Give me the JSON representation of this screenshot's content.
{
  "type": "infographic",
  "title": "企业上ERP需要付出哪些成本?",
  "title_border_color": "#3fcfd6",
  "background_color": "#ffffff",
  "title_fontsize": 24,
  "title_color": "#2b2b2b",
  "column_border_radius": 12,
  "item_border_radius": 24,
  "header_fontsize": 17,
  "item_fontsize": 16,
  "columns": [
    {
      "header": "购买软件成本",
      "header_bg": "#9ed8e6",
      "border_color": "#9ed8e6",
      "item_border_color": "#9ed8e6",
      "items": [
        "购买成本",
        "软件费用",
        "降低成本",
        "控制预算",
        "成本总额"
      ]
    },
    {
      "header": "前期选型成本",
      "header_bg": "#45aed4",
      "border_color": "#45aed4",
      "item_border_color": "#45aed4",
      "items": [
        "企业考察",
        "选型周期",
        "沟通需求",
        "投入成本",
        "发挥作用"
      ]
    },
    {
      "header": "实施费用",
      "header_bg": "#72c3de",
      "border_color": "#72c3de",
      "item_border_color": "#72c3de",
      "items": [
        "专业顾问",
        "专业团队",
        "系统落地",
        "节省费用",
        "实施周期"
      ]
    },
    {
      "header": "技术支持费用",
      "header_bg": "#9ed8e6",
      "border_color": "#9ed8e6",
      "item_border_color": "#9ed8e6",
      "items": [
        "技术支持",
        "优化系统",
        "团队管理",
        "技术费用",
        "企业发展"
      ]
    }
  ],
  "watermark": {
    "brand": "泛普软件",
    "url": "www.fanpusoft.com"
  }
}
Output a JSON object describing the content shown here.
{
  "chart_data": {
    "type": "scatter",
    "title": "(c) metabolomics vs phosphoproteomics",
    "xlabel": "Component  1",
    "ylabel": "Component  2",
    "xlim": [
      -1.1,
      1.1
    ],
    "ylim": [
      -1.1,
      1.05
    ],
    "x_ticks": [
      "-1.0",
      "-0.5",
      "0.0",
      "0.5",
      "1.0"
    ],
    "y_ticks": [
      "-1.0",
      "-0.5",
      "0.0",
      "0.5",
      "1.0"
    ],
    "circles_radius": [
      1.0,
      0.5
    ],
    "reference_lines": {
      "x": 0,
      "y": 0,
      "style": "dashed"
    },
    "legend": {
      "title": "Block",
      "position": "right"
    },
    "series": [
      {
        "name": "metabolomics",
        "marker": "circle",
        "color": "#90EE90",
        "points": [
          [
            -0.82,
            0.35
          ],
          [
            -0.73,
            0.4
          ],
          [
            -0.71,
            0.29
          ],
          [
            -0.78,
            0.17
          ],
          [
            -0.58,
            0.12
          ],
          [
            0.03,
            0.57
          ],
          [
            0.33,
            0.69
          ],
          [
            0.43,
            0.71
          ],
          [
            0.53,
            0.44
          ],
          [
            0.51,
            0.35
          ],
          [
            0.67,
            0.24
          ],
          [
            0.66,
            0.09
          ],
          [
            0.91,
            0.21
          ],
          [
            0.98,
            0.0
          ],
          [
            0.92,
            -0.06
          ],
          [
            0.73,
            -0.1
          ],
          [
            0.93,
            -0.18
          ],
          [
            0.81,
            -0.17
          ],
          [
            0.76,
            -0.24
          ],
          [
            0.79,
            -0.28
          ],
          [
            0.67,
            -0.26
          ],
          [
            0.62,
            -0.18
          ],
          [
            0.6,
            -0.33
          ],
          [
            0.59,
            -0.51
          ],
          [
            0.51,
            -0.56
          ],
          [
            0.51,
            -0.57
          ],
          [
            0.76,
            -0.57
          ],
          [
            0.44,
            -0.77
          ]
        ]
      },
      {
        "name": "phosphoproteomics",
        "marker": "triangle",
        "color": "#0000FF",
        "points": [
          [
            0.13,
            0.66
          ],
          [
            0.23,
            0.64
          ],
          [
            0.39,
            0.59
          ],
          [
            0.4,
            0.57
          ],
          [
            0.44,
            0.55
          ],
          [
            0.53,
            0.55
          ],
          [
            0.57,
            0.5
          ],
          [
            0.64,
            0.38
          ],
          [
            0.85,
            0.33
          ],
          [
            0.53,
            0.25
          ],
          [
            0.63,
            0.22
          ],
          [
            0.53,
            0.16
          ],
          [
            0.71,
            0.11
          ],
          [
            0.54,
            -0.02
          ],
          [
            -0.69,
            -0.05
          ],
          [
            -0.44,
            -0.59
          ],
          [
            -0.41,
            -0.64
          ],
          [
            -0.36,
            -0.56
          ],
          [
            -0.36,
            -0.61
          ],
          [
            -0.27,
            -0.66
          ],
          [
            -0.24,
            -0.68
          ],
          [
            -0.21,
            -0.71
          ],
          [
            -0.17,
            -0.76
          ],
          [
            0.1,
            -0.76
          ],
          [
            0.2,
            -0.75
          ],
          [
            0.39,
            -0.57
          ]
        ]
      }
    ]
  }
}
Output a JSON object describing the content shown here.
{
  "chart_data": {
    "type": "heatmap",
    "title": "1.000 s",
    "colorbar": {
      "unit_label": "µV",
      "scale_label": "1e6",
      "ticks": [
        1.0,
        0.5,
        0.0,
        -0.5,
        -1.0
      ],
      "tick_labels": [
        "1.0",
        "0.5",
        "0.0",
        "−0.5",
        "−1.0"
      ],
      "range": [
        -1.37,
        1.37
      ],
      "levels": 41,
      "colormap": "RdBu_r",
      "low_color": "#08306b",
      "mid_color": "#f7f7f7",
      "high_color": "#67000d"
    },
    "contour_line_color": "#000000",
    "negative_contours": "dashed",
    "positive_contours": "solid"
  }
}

********

Copy every line of the records word for word.

> ANSWER BELOW:
Give me the JSON representation of this screenshot's content.
{
  "type": "infographic",
  "title": "企业上ERP需要付出哪些成本?",
  "title_border_color": "#3fcfd6",
  "background_color": "#ffffff",
  "title_fontsize": 24,
  "title_color": "#2b2b2b",
  "column_border_radius": 12,
  "item_border_radius": 24,
  "header_fontsize": 17,
  "item_fontsize": 16,
  "columns": [
    {
      "header": "购买软件成本",
      "header_bg": "#9ed8e6",
      "border_color": "#9ed8e6",
      "item_border_color": "#9ed8e6",
      "items": [
        "购买成本",
        "软件费用",
        "降低成本",
        "控制预算",
        "成本总额"
      ]
    },
    {
      "header": "前期选型成本",
      "header_bg": "#45aed4",
      "border_color": "#45aed4",
      "item_border_color": "#45aed4",
      "items": [
        "企业考察",
        "选型周期",
        "沟通需求",
        "投入成本",
        "发挥作用"
      ]
    },
    {
      "header": "实施费用",
      "header_bg": "#72c3de",
      "border_color": "#72c3de",
      "item_border_color": "#72c3de",
      "items": [
        "专业顾问",
        "专业团队",
        "系统落地",
        "节省费用",
        "实施周期"
      ]
    },
    {
      "header": "技术支持费用",
      "header_bg": "#9ed8e6",
      "border_color": "#9ed8e6",
      "item_border_color": "#9ed8e6",
      "items": [
        "技术支持",
        "优化系统",
        "团队管理",
        "技术费用",
        "企业发展"
      ]
    }
  ],
  "watermark": {
    "brand": "泛普软件",
    "url": "www.fanpusoft.com"
  }
}
Output a JSON object describing the content shown here.
{
  "chart_data": {
    "type": "scatter",
    "title": "(c) metabolomics vs phosphoproteomics",
    "xlabel": "Component  1",
    "ylabel": "Component  2",
    "xlim": [
      -1.1,
      1.1
    ],
    "ylim": [
      -1.1,
      1.05
    ],
    "x_ticks": [
      "-1.0",
      "-0.5",
      "0.0",
      "0.5",
      "1.0"
    ],
    "y_ticks": [
      "-1.0",
      "-0.5",
      "0.0",
      "0.5",
      "1.0"
    ],
    "circles_radius": [
      1.0,
      0.5
    ],
    "reference_lines": {
      "x": 0,
      "y": 0,
      "style": "dashed"
    },
    "legend": {
      "title": "Block",
      "position": "right"
    },
    "series": [
      {
        "name": "metabolomics",
        "marker": "circle",
        "color": "#90EE90",
        "points": [
          [
            -0.82,
            0.35
          ],
          [
            -0.73,
            0.4
          ],
          [
            -0.71,
            0.29
          ],
          [
            -0.78,
            0.17
          ],
          [
            -0.58,
            0.12
          ],
          [
            0.03,
            0.57
          ],
          [
            0.33,
            0.69
          ],
          [
            0.43,
            0.71
          ],
          [
            0.53,
            0.44
          ],
          [
            0.51,
            0.35
          ],
          [
            0.67,
            0.24
          ],
          [
            0.66,
            0.09
          ],
          [
            0.91,
            0.21
          ],
          [
            0.98,
            0.0
          ],
          [
            0.92,
            -0.06
          ],
          [
            0.73,
            -0.1
          ],
          [
            0.93,
            -0.18
          ],
          [
            0.81,
            -0.17
          ],
          [
            0.76,
            -0.24
          ],
          [
            0.79,
            -0.28
          ],
          [
            0.67,
            -0.26
          ],
          [
            0.62,
            -0.18
          ],
          [
            0.6,
            -0.33
          ],
          [
            0.59,
            -0.51
          ],
          [
            0.51,
            -0.56
          ],
          [
            0.51,
            -0.57
          ],
          [
            0.76,
            -0.57
          ],
          [
            0.44,
            -0.77
          ]
        ]
      },
      {
        "name": "phosphoproteomics",
        "marker": "triangle",
        "color": "#0000FF",
        "points": [
          [
            0.13,
            0.66
          ],
          [
            0.23,
            0.64
          ],
          [
            0.39,
            0.59
          ],
          [
            0.4,
            0.57
          ],
          [
            0.44,
            0.55
          ],
          [
            0.53,
            0.55
          ],
          [
            0.57,
            0.5
          ],
          [
            0.64,
            0.38
          ],
          [
            0.85,
            0.33
          ],
          [
            0.53,
            0.25
          ],
          [
            0.63,
            0.22
          ],
          [
            0.53,
            0.16
          ],
          [
            0.71,
            0.11
          ],
          [
            0.54,
            -0.02
          ],
          [
            -0.69,
            -0.05
          ],
          [
            -0.44,
            -0.59
          ],
          [
            -0.41,
            -0.64
          ],
          [
            -0.36,
            -0.56
          ],
          [
            -0.36,
            -0.61
          ],
          [
            -0.27,
            -0.66
          ],
          [
            -0.24,
            -0.68
          ],
          [
            -0.21,
            -0.71
          ],
          [
            -0.17,
            -0.76
          ],
          [
            0.1,
            -0.76
          ],
          [
            0.2,
            -0.75
          ],
          [
            0.39,
            -0.57
          ]
        ]
      }
    ]
  }
}
Output a JSON object describing the content shown here.
{
  "chart_data": {
    "type": "heatmap",
    "title": "1.000 s",
    "colorbar": {
      "unit_label": "µV",
      "scale_label": "1e6",
      "ticks": [
        1.0,
        0.5,
        0.0,
        -0.5,
        -1.0
      ],
      "tick_labels": [
        "1.0",
        "0.5",
        "0.0",
        "−0.5",
        "−1.0"
      ],
      "range": [
        -1.37,
        1.37
      ],
      "levels": 41,
      "colormap": "RdBu_r",
      "low_color": "#08306b",
      "mid_color": "#f7f7f7",
      "high_color": "#67000d"
    },
    "contour_line_color": "#000000",
    "negative_contours": "dashed",
    "positive_contours": "solid"
  }
}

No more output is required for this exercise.